=== RAW RECORDS ===
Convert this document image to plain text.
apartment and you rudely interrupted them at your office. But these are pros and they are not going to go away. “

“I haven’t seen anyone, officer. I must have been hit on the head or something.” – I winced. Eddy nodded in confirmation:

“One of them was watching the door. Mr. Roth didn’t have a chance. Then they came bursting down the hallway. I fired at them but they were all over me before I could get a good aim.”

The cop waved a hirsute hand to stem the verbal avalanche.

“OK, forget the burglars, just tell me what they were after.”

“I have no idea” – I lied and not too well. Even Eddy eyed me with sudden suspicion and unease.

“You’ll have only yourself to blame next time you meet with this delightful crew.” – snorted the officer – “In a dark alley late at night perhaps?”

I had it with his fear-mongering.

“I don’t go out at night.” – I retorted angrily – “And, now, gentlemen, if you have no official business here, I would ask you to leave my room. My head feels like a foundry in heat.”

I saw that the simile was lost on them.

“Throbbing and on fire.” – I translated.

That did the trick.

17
===
=== RAW RECORDS ===
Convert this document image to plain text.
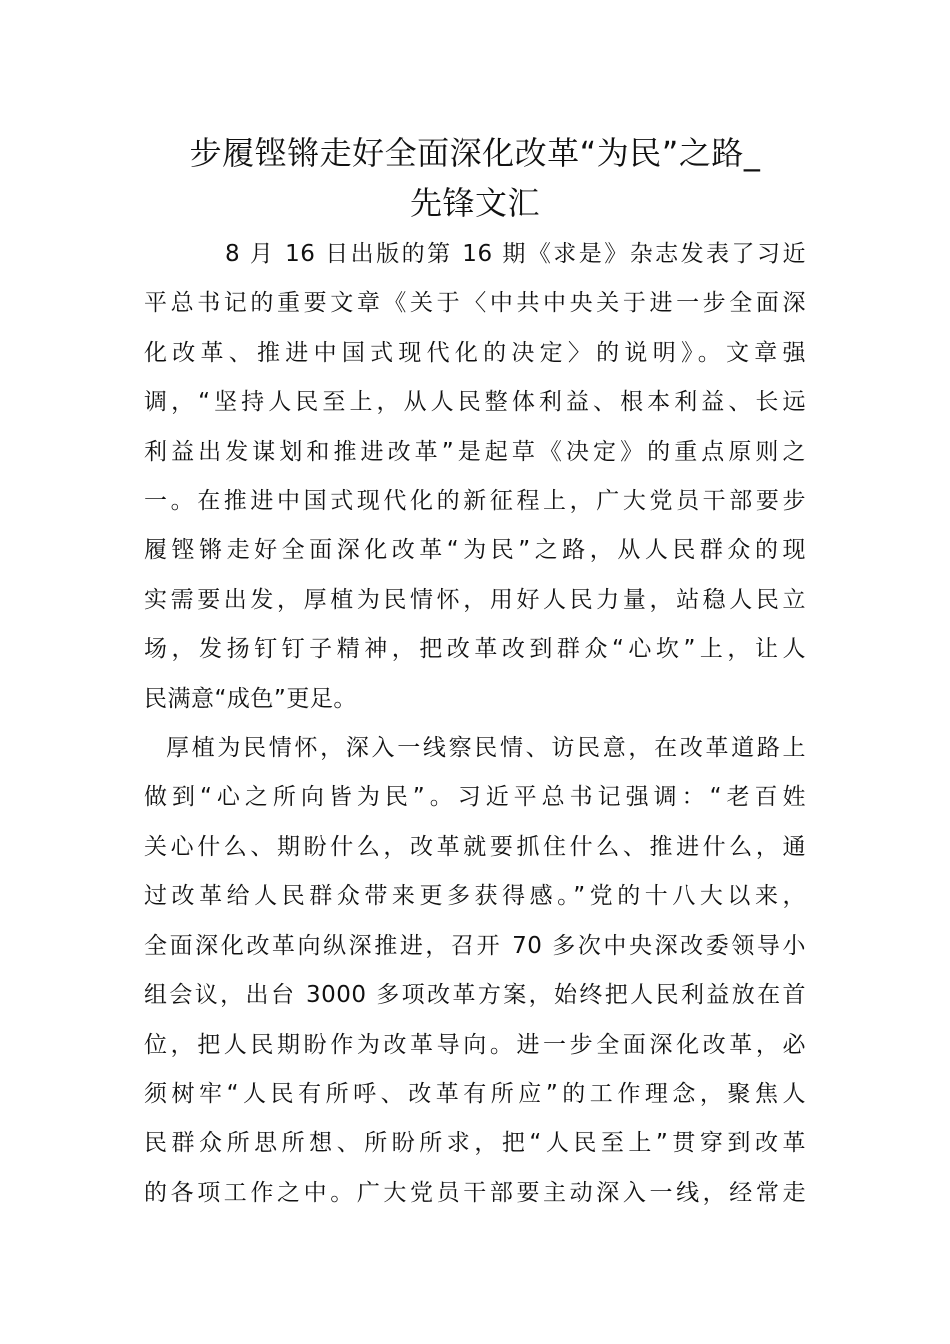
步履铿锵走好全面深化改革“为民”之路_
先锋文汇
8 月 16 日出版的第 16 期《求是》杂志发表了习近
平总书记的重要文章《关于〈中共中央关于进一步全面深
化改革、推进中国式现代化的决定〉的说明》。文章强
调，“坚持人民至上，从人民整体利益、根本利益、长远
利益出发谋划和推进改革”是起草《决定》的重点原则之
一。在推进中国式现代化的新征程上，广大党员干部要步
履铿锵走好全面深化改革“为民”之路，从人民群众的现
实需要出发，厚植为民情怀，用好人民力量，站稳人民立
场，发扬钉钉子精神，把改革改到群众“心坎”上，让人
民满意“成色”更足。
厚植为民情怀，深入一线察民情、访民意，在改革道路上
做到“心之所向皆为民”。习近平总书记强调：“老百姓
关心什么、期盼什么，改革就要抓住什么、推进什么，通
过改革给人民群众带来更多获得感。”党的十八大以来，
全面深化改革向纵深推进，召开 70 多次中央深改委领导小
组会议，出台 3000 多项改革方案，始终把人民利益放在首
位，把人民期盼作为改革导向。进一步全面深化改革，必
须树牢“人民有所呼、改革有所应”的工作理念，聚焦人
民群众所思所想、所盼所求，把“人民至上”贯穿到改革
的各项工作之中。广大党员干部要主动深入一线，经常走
===
■ **WHAT IS BEING ASKED**
Report each line in the data that holds the word "厚植为民情怀".

■ **RESULT OF THIS TASK**
实需要出发，厚植为民情怀，用好人民力量，站稳人民立
厚植为民情怀，深入一线察民情、访民意，在改革道路上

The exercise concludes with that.